- GIVEN TASK: Extract the full set of records, then give each one again exactly.

>> BEGIN DATASET EXTRACT

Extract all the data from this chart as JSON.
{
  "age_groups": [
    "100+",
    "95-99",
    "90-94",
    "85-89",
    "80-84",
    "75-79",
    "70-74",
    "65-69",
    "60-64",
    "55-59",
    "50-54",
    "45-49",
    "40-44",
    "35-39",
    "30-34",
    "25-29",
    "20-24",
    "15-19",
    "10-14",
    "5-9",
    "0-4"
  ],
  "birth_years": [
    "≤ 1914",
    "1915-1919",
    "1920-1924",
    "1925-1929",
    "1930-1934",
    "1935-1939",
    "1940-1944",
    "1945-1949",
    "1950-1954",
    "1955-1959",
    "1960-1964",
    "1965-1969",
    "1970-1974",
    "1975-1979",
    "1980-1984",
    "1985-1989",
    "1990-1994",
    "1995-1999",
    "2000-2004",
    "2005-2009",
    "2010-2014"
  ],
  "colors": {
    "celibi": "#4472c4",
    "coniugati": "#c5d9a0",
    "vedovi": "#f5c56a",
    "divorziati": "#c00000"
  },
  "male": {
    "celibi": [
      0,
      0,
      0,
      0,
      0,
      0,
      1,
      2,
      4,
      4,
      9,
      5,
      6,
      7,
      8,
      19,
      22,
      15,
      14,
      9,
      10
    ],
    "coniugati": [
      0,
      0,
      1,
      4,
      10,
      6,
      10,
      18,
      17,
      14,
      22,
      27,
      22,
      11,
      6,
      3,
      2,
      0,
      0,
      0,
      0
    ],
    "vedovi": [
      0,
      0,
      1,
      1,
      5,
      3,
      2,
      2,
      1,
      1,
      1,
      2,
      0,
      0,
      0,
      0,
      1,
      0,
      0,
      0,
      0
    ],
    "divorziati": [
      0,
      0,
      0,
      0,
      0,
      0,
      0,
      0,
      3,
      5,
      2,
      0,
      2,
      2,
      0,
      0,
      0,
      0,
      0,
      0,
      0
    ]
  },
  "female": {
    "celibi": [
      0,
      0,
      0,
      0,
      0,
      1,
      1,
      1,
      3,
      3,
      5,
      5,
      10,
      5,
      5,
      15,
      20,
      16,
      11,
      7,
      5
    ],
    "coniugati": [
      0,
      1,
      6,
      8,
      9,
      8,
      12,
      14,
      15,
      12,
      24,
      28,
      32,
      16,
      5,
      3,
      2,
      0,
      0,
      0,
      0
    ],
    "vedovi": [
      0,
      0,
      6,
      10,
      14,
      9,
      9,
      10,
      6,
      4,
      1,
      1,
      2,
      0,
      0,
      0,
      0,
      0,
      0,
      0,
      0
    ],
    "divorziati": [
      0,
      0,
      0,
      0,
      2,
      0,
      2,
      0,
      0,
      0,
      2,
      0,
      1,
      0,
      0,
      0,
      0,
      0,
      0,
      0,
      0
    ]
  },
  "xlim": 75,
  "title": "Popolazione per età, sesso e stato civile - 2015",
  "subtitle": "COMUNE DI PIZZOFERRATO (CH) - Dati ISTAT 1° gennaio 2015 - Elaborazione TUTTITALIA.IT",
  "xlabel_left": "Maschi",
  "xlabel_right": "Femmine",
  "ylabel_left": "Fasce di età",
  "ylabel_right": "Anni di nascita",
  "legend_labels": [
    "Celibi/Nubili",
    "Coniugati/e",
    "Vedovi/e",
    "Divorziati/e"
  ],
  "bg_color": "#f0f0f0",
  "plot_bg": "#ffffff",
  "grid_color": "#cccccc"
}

>> END DATASET EXTRACT

- SOLUTION TO THIS EXERCISE:
Extract all the data from this chart as JSON.
{
  "age_groups": [
    "100+",
    "95-99",
    "90-94",
    "85-89",
    "80-84",
    "75-79",
    "70-74",
    "65-69",
    "60-64",
    "55-59",
    "50-54",
    "45-49",
    "40-44",
    "35-39",
    "30-34",
    "25-29",
    "20-24",
    "15-19",
    "10-14",
    "5-9",
    "0-4"
  ],
  "birth_years": [
    "≤ 1914",
    "1915-1919",
    "1920-1924",
    "1925-1929",
    "1930-1934",
    "1935-1939",
    "1940-1944",
    "1945-1949",
    "1950-1954",
    "1955-1959",
    "1960-1964",
    "1965-1969",
    "1970-1974",
    "1975-1979",
    "1980-1984",
    "1985-1989",
    "1990-1994",
    "1995-1999",
    "2000-2004",
    "2005-2009",
    "2010-2014"
  ],
  "colors": {
    "celibi": "#4472c4",
    "coniugati": "#c5d9a0",
    "vedovi": "#f5c56a",
    "divorziati": "#c00000"
  },
  "male": {
    "celibi": [
      0,
      0,
      0,
      0,
      0,
      0,
      1,
      2,
      4,
      4,
      9,
      5,
      6,
      7,
      8,
      19,
      22,
      15,
      14,
      9,
      10
    ],
    "coniugati": [
      0,
      0,
      1,
      4,
      10,
      6,
      10,
      18,
      17,
      14,
      22,
      27,
      22,
      11,
      6,
      3,
      2,
      0,
      0,
      0,
      0
    ],
    "vedovi": [
      0,
      0,
      1,
      1,
      5,
      3,
      2,
      2,
      1,
      1,
      1,
      2,
      0,
      0,
      0,
      0,
      1,
      0,
      0,
      0,
      0
    ],
    "divorziati": [
      0,
      0,
      0,
      0,
      0,
      0,
      0,
      0,
      3,
      5,
      2,
      0,
      2,
      2,
      0,
      0,
      0,
      0,
      0,
      0,
      0
    ]
  },
  "female": {
    "celibi": [
      0,
      0,
      0,
      0,
      0,
      1,
      1,
      1,
      3,
      3,
      5,
      5,
      10,
      5,
      5,
      15,
      20,
      16,
      11,
      7,
      5
    ],
    "coniugati": [
      0,
      1,
      6,
      8,
      9,
      8,
      12,
      14,
      15,
      12,
      24,
      28,
      32,
      16,
      5,
      3,
      2,
      0,
      0,
      0,
      0
    ],
    "vedovi": [
      0,
      0,
      6,
      10,
      14,
      9,
      9,
      10,
      6,
      4,
      1,
      1,
      2,
      0,
      0,
      0,
      0,
      0,
      0,
      0,
      0
    ],
    "divorziati": [
      0,
      0,
      0,
      0,
      2,
      0,
      2,
      0,
      0,
      0,
      2,
      0,
      1,
      0,
      0,
      0,
      0,
      0,
      0,
      0,
      0
    ]
  },
  "xlim": 75,
  "title": "Popolazione per età, sesso e stato civile - 2015",
  "subtitle": "COMUNE DI PIZZOFERRATO (CH) - Dati ISTAT 1° gennaio 2015 - Elaborazione TUTTITALIA.IT",
  "xlabel_left": "Maschi",
  "xlabel_right": "Femmine",
  "ylabel_left": "Fasce di età",
  "ylabel_right": "Anni di nascita",
  "legend_labels": [
    "Celibi/Nubili",
    "Coniugati/e",
    "Vedovi/e",
    "Divorziati/e"
  ],
  "bg_color": "#f0f0f0",
  "plot_bg": "#ffffff",
  "grid_color": "#cccccc"
}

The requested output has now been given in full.